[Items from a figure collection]
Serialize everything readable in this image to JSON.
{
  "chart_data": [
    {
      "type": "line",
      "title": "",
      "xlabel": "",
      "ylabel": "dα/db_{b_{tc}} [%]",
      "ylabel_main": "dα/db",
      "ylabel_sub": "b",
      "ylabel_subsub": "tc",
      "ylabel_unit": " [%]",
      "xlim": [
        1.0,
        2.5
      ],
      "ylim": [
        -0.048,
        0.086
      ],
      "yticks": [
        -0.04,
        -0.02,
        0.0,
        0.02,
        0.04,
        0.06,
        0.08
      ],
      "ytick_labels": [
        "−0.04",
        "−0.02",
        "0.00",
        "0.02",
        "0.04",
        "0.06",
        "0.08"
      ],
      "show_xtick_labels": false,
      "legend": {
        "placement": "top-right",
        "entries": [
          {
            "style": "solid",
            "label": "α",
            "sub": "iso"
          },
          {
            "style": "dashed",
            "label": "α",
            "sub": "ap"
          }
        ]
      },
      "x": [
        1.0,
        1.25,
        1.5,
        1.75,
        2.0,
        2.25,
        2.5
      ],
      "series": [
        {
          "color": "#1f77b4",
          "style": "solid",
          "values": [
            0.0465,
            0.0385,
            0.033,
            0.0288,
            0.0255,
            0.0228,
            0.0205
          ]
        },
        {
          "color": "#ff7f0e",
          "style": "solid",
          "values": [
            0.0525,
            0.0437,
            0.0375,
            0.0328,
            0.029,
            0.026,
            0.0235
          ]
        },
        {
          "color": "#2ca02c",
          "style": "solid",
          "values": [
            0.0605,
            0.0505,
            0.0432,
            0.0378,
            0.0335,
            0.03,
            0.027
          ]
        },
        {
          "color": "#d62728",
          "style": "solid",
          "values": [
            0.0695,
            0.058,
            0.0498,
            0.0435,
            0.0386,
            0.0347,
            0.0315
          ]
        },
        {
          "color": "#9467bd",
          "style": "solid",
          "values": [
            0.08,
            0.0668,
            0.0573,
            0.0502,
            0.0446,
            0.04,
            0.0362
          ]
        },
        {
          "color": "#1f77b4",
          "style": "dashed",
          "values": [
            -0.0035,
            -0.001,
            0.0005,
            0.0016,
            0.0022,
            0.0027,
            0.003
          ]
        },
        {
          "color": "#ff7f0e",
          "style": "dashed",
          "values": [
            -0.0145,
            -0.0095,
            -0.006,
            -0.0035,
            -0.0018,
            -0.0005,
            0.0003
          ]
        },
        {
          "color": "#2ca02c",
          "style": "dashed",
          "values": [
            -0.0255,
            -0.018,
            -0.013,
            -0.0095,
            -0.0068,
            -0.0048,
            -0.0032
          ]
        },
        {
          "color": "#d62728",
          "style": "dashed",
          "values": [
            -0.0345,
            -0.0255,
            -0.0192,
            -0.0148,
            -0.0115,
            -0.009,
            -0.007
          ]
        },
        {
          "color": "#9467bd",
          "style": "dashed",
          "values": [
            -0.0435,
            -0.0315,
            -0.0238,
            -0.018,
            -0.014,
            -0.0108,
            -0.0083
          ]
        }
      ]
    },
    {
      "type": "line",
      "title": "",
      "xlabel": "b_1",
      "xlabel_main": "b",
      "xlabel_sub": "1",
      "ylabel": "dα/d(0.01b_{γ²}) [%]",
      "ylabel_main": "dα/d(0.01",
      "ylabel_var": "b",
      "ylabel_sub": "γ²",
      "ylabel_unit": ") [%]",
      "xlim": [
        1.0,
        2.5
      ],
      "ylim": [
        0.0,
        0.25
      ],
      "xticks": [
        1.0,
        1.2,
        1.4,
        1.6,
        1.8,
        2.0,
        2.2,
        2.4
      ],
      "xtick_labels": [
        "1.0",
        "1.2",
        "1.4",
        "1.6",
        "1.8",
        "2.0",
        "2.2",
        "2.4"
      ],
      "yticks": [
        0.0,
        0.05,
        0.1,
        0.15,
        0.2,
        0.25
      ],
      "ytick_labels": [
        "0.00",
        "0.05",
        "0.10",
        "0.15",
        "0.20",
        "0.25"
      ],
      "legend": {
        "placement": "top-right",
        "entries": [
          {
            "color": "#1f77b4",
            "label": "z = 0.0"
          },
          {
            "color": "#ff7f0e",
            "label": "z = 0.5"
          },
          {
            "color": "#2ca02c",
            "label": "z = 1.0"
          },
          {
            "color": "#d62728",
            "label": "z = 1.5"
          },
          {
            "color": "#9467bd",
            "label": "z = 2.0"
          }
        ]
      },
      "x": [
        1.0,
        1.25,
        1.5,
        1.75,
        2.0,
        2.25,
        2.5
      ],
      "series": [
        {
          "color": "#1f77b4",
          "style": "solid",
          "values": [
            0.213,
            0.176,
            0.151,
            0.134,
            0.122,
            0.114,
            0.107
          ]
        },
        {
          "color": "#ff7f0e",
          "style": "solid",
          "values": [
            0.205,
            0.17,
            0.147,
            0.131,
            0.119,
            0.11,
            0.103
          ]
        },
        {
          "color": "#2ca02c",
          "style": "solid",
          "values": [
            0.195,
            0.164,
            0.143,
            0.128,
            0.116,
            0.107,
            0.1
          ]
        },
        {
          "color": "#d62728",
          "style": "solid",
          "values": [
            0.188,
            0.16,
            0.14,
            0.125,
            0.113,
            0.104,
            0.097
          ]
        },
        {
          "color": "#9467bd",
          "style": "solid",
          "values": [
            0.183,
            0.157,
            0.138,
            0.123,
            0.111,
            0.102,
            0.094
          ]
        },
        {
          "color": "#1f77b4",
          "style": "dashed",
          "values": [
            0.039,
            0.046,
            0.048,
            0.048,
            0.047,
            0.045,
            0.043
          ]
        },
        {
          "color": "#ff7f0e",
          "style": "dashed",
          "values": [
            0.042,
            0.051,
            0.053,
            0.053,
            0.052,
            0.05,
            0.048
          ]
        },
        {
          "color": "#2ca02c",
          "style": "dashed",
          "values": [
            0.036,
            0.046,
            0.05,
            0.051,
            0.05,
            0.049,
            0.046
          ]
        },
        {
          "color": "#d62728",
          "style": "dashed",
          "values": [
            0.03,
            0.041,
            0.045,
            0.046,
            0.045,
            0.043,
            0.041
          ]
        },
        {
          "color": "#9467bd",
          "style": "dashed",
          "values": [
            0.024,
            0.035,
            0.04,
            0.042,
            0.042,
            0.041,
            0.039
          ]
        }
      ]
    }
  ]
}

■ GOAL: Copy out every line of the data above, exactly as given.

■ RESPONSE:
Serialize everything readable in this image to JSON.
{
  "chart_data": [
    {
      "type": "line",
      "title": "",
      "xlabel": "",
      "ylabel": "dα/db_{b_{tc}} [%]",
      "ylabel_main": "dα/db",
      "ylabel_sub": "b",
      "ylabel_subsub": "tc",
      "ylabel_unit": " [%]",
      "xlim": [
        1.0,
        2.5
      ],
      "ylim": [
        -0.048,
        0.086
      ],
      "yticks": [
        -0.04,
        -0.02,
        0.0,
        0.02,
        0.04,
        0.06,
        0.08
      ],
      "ytick_labels": [
        "−0.04",
        "−0.02",
        "0.00",
        "0.02",
        "0.04",
        "0.06",
        "0.08"
      ],
      "show_xtick_labels": false,
      "legend": {
        "placement": "top-right",
        "entries": [
          {
            "style": "solid",
            "label": "α",
            "sub": "iso"
          },
          {
            "style": "dashed",
            "label": "α",
            "sub": "ap"
          }
        ]
      },
      "x": [
        1.0,
        1.25,
        1.5,
        1.75,
        2.0,
        2.25,
        2.5
      ],
      "series": [
        {
          "color": "#1f77b4",
          "style": "solid",
          "values": [
            0.0465,
            0.0385,
            0.033,
            0.0288,
            0.0255,
            0.0228,
            0.0205
          ]
        },
        {
          "color": "#ff7f0e",
          "style": "solid",
          "values": [
            0.0525,
            0.0437,
            0.0375,
            0.0328,
            0.029,
            0.026,
            0.0235
          ]
        },
        {
          "color": "#2ca02c",
          "style": "solid",
          "values": [
            0.0605,
            0.0505,
            0.0432,
            0.0378,
            0.0335,
            0.03,
            0.027
          ]
        },
        {
          "color": "#d62728",
          "style": "solid",
          "values": [
            0.0695,
            0.058,
            0.0498,
            0.0435,
            0.0386,
            0.0347,
            0.0315
          ]
        },
        {
          "color": "#9467bd",
          "style": "solid",
          "values": [
            0.08,
            0.0668,
            0.0573,
            0.0502,
            0.0446,
            0.04,
            0.0362
          ]
        },
        {
          "color": "#1f77b4",
          "style": "dashed",
          "values": [
            -0.0035,
            -0.001,
            0.0005,
            0.0016,
            0.0022,
            0.0027,
            0.003
          ]
        },
        {
          "color": "#ff7f0e",
          "style": "dashed",
          "values": [
            -0.0145,
            -0.0095,
            -0.006,
            -0.0035,
            -0.0018,
            -0.0005,
            0.0003
          ]
        },
        {
          "color": "#2ca02c",
          "style": "dashed",
          "values": [
            -0.0255,
            -0.018,
            -0.013,
            -0.0095,
            -0.0068,
            -0.0048,
            -0.0032
          ]
        },
        {
          "color": "#d62728",
          "style": "dashed",
          "values": [
            -0.0345,
            -0.0255,
            -0.0192,
            -0.0148,
            -0.0115,
            -0.009,
            -0.007
          ]
        },
        {
          "color": "#9467bd",
          "style": "dashed",
          "values": [
            -0.0435,
            -0.0315,
            -0.0238,
            -0.018,
            -0.014,
            -0.0108,
            -0.0083
          ]
        }
      ]
    },
    {
      "type": "line",
      "title": "",
      "xlabel": "b_1",
      "xlabel_main": "b",
      "xlabel_sub": "1",
      "ylabel": "dα/d(0.01b_{γ²}) [%]",
      "ylabel_main": "dα/d(0.01",
      "ylabel_var": "b",
      "ylabel_sub": "γ²",
      "ylabel_unit": ") [%]",
      "xlim": [
        1.0,
        2.5
      ],
      "ylim": [
        0.0,
        0.25
      ],
      "xticks": [
        1.0,
        1.2,
        1.4,
        1.6,
        1.8,
        2.0,
        2.2,
        2.4
      ],
      "xtick_labels": [
        "1.0",
        "1.2",
        "1.4",
        "1.6",
        "1.8",
        "2.0",
        "2.2",
        "2.4"
      ],
      "yticks": [
        0.0,
        0.05,
        0.1,
        0.15,
        0.2,
        0.25
      ],
      "ytick_labels": [
        "0.00",
        "0.05",
        "0.10",
        "0.15",
        "0.20",
        "0.25"
      ],
      "legend": {
        "placement": "top-right",
        "entries": [
          {
            "color": "#1f77b4",
            "label": "z = 0.0"
          },
          {
            "color": "#ff7f0e",
            "label": "z = 0.5"
          },
          {
            "color": "#2ca02c",
            "label": "z = 1.0"
          },
          {
            "color": "#d62728",
            "label": "z = 1.5"
          },
          {
            "color": "#9467bd",
            "label": "z = 2.0"
          }
        ]
      },
      "x": [
        1.0,
        1.25,
        1.5,
        1.75,
        2.0,
        2.25,
        2.5
      ],
      "series": [
        {
          "color": "#1f77b4",
          "style": "solid",
          "values": [
            0.213,
            0.176,
            0.151,
            0.134,
            0.122,
            0.114,
            0.107
          ]
        },
        {
          "color": "#ff7f0e",
          "style": "solid",
          "values": [
            0.205,
            0.17,
            0.147,
            0.131,
            0.119,
            0.11,
            0.103
          ]
        },
        {
          "color": "#2ca02c",
          "style": "solid",
          "values": [
            0.195,
            0.164,
            0.143,
            0.128,
            0.116,
            0.107,
            0.1
          ]
        },
        {
          "color": "#d62728",
          "style": "solid",
          "values": [
            0.188,
            0.16,
            0.14,
            0.125,
            0.113,
            0.104,
            0.097
          ]
        },
        {
          "color": "#9467bd",
          "style": "solid",
          "values": [
            0.183,
            0.157,
            0.138,
            0.123,
            0.111,
            0.102,
            0.094
          ]
        },
        {
          "color": "#1f77b4",
          "style": "dashed",
          "values": [
            0.039,
            0.046,
            0.048,
            0.048,
            0.047,
            0.045,
            0.043
          ]
        },
        {
          "color": "#ff7f0e",
          "style": "dashed",
          "values": [
            0.042,
            0.051,
            0.053,
            0.053,
            0.052,
            0.05,
            0.048
          ]
        },
        {
          "color": "#2ca02c",
          "style": "dashed",
          "values": [
            0.036,
            0.046,
            0.05,
            0.051,
            0.05,
            0.049,
            0.046
          ]
        },
        {
          "color": "#d62728",
          "style": "dashed",
          "values": [
            0.03,
            0.041,
            0.045,
            0.046,
            0.045,
            0.043,
            0.041
          ]
        },
        {
          "color": "#9467bd",
          "style": "dashed",
          "values": [
            0.024,
            0.035,
            0.04,
            0.042,
            0.042,
            0.041,
            0.039
          ]
        }
      ]
    }
  ]
}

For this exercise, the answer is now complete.